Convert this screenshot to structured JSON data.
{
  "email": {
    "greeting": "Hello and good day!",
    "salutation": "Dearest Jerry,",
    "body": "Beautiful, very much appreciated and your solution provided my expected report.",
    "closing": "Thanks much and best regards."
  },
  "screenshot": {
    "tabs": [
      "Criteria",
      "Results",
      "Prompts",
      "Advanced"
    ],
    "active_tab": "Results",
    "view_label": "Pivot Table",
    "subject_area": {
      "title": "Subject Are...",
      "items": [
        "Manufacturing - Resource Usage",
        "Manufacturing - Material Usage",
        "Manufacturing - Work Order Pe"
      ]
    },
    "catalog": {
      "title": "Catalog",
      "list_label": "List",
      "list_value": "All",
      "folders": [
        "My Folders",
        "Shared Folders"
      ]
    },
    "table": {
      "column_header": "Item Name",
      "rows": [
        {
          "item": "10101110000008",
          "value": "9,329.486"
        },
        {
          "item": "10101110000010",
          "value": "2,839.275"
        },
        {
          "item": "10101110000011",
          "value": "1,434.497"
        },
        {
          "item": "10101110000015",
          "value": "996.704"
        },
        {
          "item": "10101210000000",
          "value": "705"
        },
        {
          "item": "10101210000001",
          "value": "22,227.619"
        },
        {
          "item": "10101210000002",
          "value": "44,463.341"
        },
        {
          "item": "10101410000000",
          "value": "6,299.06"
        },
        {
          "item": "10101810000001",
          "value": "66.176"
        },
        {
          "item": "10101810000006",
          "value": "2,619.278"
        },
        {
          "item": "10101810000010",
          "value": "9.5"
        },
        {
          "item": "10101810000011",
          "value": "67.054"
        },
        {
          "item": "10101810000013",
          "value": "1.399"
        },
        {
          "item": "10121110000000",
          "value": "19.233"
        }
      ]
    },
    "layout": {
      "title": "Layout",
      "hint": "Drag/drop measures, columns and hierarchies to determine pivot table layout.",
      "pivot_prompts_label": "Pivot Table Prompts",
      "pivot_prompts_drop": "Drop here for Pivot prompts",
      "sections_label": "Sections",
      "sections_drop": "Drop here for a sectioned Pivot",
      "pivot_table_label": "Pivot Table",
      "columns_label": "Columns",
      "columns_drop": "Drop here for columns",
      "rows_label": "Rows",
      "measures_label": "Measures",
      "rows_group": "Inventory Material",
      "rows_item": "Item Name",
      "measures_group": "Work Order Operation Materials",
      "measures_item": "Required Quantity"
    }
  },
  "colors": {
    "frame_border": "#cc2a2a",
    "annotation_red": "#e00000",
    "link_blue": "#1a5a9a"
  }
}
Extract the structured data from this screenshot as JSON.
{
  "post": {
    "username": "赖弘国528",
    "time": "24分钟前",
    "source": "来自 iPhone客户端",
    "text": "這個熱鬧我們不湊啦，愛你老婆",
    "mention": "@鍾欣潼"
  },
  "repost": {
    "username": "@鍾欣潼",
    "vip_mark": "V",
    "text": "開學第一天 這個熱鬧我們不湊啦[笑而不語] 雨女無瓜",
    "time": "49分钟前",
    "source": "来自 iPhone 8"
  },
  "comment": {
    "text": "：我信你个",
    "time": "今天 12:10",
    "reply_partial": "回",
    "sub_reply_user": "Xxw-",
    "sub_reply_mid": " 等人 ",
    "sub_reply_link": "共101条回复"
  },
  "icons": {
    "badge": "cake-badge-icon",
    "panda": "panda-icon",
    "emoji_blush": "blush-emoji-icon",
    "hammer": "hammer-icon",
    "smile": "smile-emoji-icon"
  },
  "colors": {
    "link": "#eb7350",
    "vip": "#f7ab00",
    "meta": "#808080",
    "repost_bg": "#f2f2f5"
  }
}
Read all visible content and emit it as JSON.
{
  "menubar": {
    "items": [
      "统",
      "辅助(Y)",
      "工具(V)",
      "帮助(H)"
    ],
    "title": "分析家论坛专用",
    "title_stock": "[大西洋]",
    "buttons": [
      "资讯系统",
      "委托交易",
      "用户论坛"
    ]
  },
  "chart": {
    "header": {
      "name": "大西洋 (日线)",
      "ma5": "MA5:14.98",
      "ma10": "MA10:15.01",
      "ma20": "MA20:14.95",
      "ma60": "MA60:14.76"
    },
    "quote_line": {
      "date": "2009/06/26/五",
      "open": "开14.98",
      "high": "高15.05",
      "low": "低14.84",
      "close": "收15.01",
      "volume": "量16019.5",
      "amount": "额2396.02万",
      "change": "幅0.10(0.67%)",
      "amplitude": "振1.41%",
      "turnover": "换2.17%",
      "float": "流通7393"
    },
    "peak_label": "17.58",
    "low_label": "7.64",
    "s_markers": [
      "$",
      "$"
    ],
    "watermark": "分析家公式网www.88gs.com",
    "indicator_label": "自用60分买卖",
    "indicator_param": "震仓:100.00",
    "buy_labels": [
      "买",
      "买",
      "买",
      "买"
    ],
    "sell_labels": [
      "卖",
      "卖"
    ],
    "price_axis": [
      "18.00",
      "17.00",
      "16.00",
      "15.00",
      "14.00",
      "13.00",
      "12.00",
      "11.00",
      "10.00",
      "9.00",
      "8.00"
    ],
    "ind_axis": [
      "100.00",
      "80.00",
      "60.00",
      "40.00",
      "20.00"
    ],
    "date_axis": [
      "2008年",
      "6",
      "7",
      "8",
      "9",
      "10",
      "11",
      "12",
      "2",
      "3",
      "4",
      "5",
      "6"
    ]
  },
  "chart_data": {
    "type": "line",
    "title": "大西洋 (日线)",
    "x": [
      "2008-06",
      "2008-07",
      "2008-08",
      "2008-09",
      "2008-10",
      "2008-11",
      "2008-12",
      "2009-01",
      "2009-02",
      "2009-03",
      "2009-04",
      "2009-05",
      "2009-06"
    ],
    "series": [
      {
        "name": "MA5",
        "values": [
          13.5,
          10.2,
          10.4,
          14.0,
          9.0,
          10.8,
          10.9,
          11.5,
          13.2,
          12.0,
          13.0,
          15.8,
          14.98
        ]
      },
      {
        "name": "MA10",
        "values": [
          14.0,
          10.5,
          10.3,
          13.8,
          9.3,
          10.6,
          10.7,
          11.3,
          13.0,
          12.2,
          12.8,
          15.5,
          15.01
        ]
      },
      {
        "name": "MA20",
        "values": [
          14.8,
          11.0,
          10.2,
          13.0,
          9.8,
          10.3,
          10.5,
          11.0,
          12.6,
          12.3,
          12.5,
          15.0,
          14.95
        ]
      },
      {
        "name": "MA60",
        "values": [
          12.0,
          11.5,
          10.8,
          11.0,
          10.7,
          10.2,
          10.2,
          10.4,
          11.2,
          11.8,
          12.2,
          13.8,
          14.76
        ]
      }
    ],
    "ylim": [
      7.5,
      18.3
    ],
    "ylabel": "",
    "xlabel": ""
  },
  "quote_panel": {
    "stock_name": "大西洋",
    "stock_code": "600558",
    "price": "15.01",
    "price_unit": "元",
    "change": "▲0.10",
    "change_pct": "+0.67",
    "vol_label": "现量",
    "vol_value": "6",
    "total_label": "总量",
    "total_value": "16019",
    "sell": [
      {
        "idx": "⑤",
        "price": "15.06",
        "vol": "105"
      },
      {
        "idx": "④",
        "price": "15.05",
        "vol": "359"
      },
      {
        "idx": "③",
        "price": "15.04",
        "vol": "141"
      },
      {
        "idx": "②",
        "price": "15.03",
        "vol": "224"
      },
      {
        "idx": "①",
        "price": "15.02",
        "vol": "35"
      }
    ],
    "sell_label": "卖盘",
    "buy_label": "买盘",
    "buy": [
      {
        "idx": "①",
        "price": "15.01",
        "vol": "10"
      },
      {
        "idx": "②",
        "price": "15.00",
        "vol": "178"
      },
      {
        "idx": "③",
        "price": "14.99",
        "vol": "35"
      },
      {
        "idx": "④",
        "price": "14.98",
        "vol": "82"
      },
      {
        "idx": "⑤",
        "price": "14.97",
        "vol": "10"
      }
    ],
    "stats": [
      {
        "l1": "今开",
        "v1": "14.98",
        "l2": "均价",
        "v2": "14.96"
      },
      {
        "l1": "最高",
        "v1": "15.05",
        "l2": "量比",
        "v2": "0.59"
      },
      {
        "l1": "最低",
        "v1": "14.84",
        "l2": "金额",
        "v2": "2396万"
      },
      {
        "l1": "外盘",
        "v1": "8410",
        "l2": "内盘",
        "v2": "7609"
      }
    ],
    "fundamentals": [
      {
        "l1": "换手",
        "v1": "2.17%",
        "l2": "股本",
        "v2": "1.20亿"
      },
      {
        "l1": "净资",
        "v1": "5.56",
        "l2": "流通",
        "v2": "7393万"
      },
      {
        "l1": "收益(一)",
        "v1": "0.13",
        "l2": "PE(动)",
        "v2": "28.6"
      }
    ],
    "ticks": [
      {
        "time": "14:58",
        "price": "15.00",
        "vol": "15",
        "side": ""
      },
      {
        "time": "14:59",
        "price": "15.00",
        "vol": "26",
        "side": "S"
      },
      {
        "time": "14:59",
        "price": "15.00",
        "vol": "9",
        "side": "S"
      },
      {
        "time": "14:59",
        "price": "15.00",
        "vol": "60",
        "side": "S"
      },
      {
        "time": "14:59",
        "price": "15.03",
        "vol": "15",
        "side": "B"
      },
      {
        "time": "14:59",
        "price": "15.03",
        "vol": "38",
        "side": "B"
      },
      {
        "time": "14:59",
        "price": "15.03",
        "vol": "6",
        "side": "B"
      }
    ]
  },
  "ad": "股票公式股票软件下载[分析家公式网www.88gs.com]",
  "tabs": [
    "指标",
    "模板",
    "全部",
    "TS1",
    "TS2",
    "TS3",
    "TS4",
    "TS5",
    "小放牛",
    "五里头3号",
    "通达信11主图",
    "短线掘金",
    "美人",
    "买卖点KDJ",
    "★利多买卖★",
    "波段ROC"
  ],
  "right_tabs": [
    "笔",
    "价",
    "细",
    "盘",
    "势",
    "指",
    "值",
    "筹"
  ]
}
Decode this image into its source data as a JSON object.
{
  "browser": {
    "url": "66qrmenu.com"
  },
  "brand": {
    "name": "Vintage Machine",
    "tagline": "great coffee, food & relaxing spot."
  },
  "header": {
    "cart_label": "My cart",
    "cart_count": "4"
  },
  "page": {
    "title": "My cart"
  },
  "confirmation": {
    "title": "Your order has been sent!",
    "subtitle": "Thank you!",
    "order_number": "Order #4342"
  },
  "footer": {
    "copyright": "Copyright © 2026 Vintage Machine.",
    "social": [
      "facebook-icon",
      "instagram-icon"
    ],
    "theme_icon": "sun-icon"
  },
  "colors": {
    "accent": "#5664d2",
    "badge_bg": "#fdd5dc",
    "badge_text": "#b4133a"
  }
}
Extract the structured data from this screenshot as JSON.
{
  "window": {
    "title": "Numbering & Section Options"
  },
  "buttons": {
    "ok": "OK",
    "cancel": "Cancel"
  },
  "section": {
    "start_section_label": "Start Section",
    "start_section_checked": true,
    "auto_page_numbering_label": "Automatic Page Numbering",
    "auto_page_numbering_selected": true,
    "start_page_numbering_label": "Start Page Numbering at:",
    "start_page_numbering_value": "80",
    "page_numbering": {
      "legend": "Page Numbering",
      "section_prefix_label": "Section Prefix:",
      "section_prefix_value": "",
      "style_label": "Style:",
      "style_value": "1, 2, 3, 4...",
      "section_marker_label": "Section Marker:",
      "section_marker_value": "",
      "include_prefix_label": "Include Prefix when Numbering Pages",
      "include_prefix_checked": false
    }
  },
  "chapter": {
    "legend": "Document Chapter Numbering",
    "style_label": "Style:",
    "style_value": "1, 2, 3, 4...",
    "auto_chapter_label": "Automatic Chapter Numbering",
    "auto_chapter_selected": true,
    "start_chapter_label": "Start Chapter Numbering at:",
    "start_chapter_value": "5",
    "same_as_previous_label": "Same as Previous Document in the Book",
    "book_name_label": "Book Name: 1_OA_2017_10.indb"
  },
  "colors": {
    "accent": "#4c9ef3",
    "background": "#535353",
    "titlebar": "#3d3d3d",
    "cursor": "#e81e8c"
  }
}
━━━
*REQUIRED WORK*: Find each line holding the string "這個熱鬧我們不湊啦" and copy it out.

*SOLUTION TO THIS TASK*:
    "text": "這個熱鬧我們不湊啦，愛你老婆",
    "text": "開學第一天 這個熱鬧我們不湊啦[笑而不語] 雨女無瓜",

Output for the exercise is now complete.